━━━ Data provided
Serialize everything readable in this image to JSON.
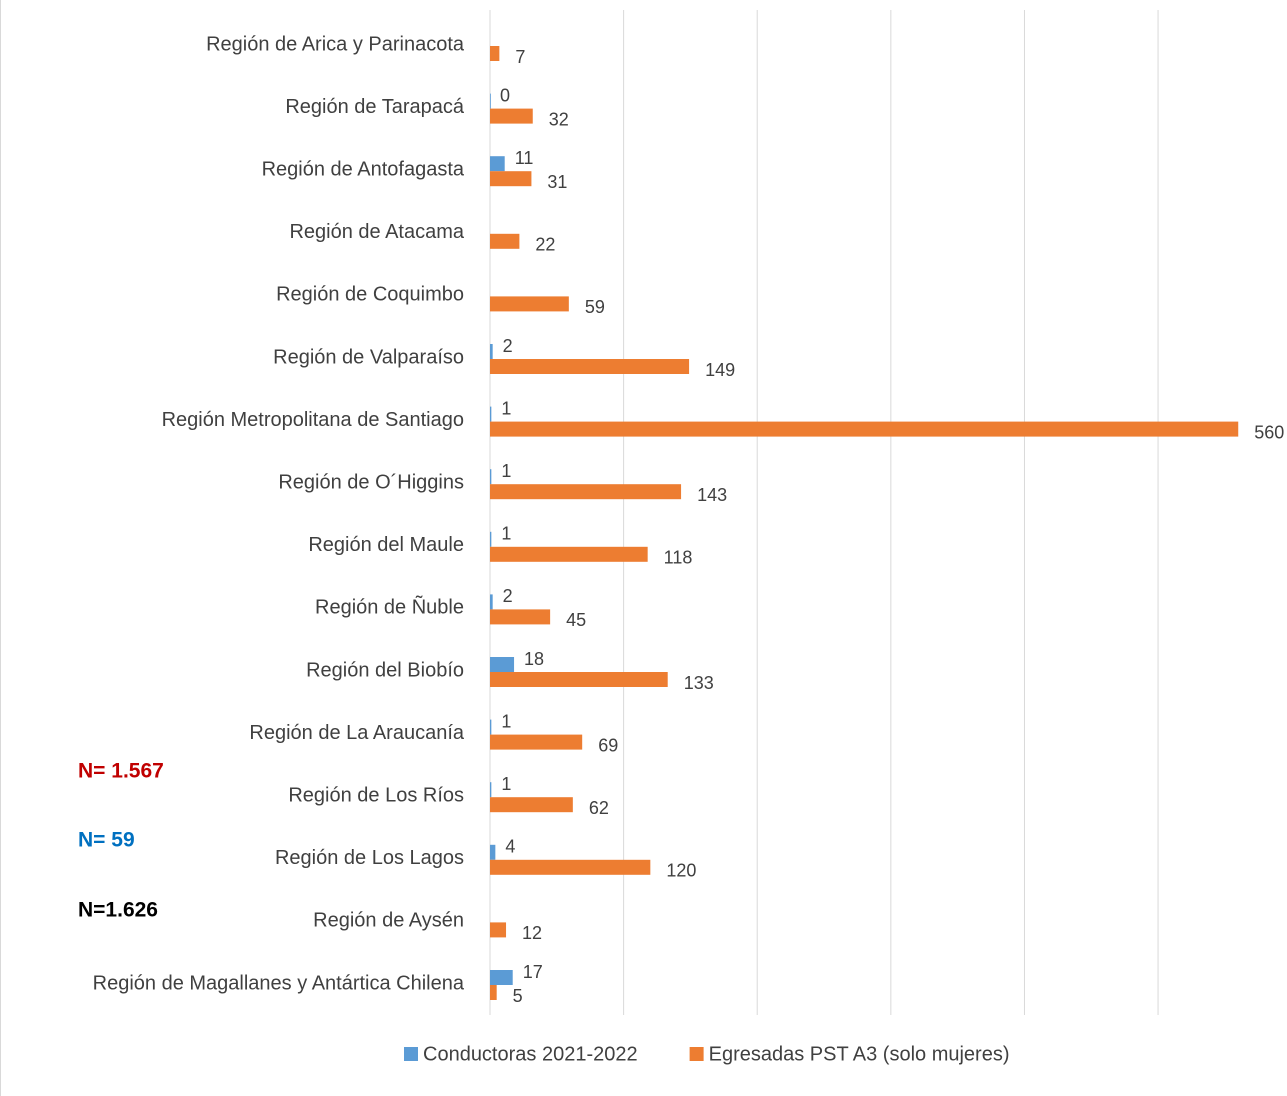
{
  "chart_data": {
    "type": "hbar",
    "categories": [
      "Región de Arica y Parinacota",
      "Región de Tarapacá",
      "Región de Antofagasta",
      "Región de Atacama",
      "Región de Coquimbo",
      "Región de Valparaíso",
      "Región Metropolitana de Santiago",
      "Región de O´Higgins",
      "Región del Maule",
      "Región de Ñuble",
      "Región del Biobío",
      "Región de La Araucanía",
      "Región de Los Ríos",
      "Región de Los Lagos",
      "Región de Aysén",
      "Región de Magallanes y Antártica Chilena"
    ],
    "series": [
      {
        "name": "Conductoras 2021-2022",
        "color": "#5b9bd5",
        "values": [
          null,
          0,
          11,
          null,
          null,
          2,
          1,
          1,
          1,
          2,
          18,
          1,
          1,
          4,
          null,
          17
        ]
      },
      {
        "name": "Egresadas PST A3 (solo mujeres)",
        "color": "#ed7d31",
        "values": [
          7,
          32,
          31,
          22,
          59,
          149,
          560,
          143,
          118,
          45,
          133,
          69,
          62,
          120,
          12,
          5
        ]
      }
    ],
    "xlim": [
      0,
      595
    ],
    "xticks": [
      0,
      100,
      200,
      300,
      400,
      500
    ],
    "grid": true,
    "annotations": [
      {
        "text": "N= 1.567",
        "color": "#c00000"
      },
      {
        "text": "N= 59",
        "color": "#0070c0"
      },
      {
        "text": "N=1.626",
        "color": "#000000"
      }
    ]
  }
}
━━━━━━
#### Task requirements
Determine how many lines in the data above contain the string "color". Give nothing except the number.

#### Response
5